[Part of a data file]
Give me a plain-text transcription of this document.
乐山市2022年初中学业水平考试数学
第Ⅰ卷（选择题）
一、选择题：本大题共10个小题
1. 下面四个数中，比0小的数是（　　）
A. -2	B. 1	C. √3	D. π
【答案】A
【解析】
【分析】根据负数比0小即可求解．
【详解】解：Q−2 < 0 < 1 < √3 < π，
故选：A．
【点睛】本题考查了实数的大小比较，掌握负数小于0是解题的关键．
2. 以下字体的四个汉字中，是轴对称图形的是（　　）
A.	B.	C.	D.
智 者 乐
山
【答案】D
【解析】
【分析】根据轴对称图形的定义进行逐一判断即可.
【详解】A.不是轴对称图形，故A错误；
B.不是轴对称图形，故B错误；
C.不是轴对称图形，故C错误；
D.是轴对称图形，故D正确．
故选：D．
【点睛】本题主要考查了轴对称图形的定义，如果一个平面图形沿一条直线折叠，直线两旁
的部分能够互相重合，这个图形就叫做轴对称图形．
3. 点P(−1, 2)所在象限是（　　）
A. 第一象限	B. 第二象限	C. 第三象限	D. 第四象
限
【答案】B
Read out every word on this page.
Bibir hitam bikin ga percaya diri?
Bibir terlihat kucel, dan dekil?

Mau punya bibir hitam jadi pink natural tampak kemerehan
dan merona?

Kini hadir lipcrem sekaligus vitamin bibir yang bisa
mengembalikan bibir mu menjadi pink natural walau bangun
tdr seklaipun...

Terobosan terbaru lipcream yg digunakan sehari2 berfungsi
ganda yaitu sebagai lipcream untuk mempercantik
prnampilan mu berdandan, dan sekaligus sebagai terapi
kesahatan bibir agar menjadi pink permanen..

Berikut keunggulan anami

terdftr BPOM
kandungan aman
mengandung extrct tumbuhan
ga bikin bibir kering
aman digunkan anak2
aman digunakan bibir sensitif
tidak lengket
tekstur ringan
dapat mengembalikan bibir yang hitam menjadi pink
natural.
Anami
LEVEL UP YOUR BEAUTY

Direction → Lines from the one containing "Read out every word on this page." through the final line are to be given again verbatim, with nothing before or after.

Final result →
Read out every word on this page.
Bibir hitam bikin ga percaya diri?
Bibir terlihat kucel, dan dekil?

Mau punya bibir hitam jadi pink natural tampak kemerehan
dan merona?

Kini hadir lipcrem sekaligus vitamin bibir yang bisa
mengembalikan bibir mu menjadi pink natural walau bangun
tdr seklaipun...

Terobosan terbaru lipcream yg digunakan sehari2 berfungsi
ganda yaitu sebagai lipcream untuk mempercantik
prnampilan mu berdandan, dan sekaligus sebagai terapi
kesahatan bibir agar menjadi pink permanen..

Berikut keunggulan anami

terdftr BPOM
kandungan aman
mengandung extrct tumbuhan
ga bikin bibir kering
aman digunkan anak2
aman digunakan bibir sensitif
tidak lengket
tekstur ringan
dapat mengembalikan bibir yang hitam menjadi pink
natural.
Anami
LEVEL UP YOUR BEAUTY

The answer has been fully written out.